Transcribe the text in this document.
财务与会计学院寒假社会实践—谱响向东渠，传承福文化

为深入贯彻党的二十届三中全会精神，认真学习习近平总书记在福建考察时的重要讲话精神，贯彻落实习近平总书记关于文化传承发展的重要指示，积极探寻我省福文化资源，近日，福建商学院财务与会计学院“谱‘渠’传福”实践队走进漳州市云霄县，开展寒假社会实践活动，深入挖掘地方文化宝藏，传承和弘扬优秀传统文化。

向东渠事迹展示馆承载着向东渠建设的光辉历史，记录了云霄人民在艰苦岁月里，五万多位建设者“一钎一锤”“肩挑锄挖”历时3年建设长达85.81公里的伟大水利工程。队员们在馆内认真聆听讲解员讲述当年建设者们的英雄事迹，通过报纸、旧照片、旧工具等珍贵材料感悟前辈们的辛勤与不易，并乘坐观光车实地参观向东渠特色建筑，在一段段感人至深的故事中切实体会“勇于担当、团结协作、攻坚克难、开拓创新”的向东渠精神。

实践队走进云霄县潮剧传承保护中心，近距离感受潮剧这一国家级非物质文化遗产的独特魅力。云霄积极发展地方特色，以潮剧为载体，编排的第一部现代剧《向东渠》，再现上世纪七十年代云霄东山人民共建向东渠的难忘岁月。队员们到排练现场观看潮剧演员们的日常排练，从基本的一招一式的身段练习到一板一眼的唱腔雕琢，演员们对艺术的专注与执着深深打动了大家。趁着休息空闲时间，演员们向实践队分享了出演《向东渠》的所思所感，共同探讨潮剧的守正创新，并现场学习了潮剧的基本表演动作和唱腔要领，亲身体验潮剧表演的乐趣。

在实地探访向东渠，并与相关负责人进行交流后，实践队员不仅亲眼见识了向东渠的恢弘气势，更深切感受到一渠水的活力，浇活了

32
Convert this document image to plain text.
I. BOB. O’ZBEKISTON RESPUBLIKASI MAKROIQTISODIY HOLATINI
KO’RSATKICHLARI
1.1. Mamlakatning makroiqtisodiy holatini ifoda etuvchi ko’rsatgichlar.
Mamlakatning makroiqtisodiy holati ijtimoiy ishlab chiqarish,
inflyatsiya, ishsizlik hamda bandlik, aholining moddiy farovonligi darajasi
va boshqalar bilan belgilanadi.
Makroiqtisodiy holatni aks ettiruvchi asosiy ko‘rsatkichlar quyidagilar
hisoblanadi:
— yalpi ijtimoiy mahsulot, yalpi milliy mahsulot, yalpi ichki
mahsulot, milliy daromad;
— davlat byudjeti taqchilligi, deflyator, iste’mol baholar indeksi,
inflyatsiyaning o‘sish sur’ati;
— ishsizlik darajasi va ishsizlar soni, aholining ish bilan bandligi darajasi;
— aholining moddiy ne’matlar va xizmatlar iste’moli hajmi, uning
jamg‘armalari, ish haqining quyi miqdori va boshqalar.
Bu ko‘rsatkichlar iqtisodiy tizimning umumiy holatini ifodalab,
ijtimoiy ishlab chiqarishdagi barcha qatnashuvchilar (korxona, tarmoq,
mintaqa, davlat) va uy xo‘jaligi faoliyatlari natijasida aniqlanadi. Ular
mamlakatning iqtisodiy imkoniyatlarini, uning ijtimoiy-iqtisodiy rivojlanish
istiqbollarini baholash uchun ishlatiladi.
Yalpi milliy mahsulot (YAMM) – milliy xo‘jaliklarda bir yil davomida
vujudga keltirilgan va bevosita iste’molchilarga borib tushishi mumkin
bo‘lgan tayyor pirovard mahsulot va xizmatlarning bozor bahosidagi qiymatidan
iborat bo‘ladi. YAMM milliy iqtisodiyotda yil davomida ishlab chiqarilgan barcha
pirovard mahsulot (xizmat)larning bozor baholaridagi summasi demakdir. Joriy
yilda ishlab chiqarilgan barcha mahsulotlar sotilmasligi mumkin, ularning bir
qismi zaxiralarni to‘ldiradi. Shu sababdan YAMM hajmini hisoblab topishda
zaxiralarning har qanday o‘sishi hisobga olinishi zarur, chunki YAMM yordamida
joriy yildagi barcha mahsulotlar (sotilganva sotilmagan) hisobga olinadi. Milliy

• DESCRIPTION OF THE TASK: Print every entry exactly as it appears.

• FINAL RESULT:
Transcribe the text in this document.
财务与会计学院寒假社会实践—谱响向东渠，传承福文化

为深入贯彻党的二十届三中全会精神，认真学习习近平总书记在福建考察时的重要讲话精神，贯彻落实习近平总书记关于文化传承发展的重要指示，积极探寻我省福文化资源，近日，福建商学院财务与会计学院“谱‘渠’传福”实践队走进漳州市云霄县，开展寒假社会实践活动，深入挖掘地方文化宝藏，传承和弘扬优秀传统文化。

向东渠事迹展示馆承载着向东渠建设的光辉历史，记录了云霄人民在艰苦岁月里，五万多位建设者“一钎一锤”“肩挑锄挖”历时3年建设长达85.81公里的伟大水利工程。队员们在馆内认真聆听讲解员讲述当年建设者们的英雄事迹，通过报纸、旧照片、旧工具等珍贵材料感悟前辈们的辛勤与不易，并乘坐观光车实地参观向东渠特色建筑，在一段段感人至深的故事中切实体会“勇于担当、团结协作、攻坚克难、开拓创新”的向东渠精神。

实践队走进云霄县潮剧传承保护中心，近距离感受潮剧这一国家级非物质文化遗产的独特魅力。云霄积极发展地方特色，以潮剧为载体，编排的第一部现代剧《向东渠》，再现上世纪七十年代云霄东山人民共建向东渠的难忘岁月。队员们到排练现场观看潮剧演员们的日常排练，从基本的一招一式的身段练习到一板一眼的唱腔雕琢，演员们对艺术的专注与执着深深打动了大家。趁着休息空闲时间，演员们向实践队分享了出演《向东渠》的所思所感，共同探讨潮剧的守正创新，并现场学习了潮剧的基本表演动作和唱腔要领，亲身体验潮剧表演的乐趣。

在实地探访向东渠，并与相关负责人进行交流后，实践队员不仅亲眼见识了向东渠的恢弘气势，更深切感受到一渠水的活力，浇活了

32
Convert this document image to plain text.
I. BOB. O’ZBEKISTON RESPUBLIKASI MAKROIQTISODIY HOLATINI
KO’RSATKICHLARI
1.1. Mamlakatning makroiqtisodiy holatini ifoda etuvchi ko’rsatgichlar.
Mamlakatning makroiqtisodiy holati ijtimoiy ishlab chiqarish,
inflyatsiya, ishsizlik hamda bandlik, aholining moddiy farovonligi darajasi
va boshqalar bilan belgilanadi.
Makroiqtisodiy holatni aks ettiruvchi asosiy ko‘rsatkichlar quyidagilar
hisoblanadi:
— yalpi ijtimoiy mahsulot, yalpi milliy mahsulot, yalpi ichki
mahsulot, milliy daromad;
— davlat byudjeti taqchilligi, deflyator, iste’mol baholar indeksi,
inflyatsiyaning o‘sish sur’ati;
— ishsizlik darajasi va ishsizlar soni, aholining ish bilan bandligi darajasi;
— aholining moddiy ne’matlar va xizmatlar iste’moli hajmi, uning
jamg‘armalari, ish haqining quyi miqdori va boshqalar.
Bu ko‘rsatkichlar iqtisodiy tizimning umumiy holatini ifodalab,
ijtimoiy ishlab chiqarishdagi barcha qatnashuvchilar (korxona, tarmoq,
mintaqa, davlat) va uy xo‘jaligi faoliyatlari natijasida aniqlanadi. Ular
mamlakatning iqtisodiy imkoniyatlarini, uning ijtimoiy-iqtisodiy rivojlanish
istiqbollarini baholash uchun ishlatiladi.
Yalpi milliy mahsulot (YAMM) – milliy xo‘jaliklarda bir yil davomida
vujudga keltirilgan va bevosita iste’molchilarga borib tushishi mumkin
bo‘lgan tayyor pirovard mahsulot va xizmatlarning bozor bahosidagi qiymatidan
iborat bo‘ladi. YAMM milliy iqtisodiyotda yil davomida ishlab chiqarilgan barcha
pirovard mahsulot (xizmat)larning bozor baholaridagi summasi demakdir. Joriy
yilda ishlab chiqarilgan barcha mahsulotlar sotilmasligi mumkin, ularning bir
qismi zaxiralarni to‘ldiradi. Shu sababdan YAMM hajmini hisoblab topishda
zaxiralarning har qanday o‘sishi hisobga olinishi zarur, chunki YAMM yordamida
joriy yildagi barcha mahsulotlar (sotilganva sotilmagan) hisobga olinadi. Milliy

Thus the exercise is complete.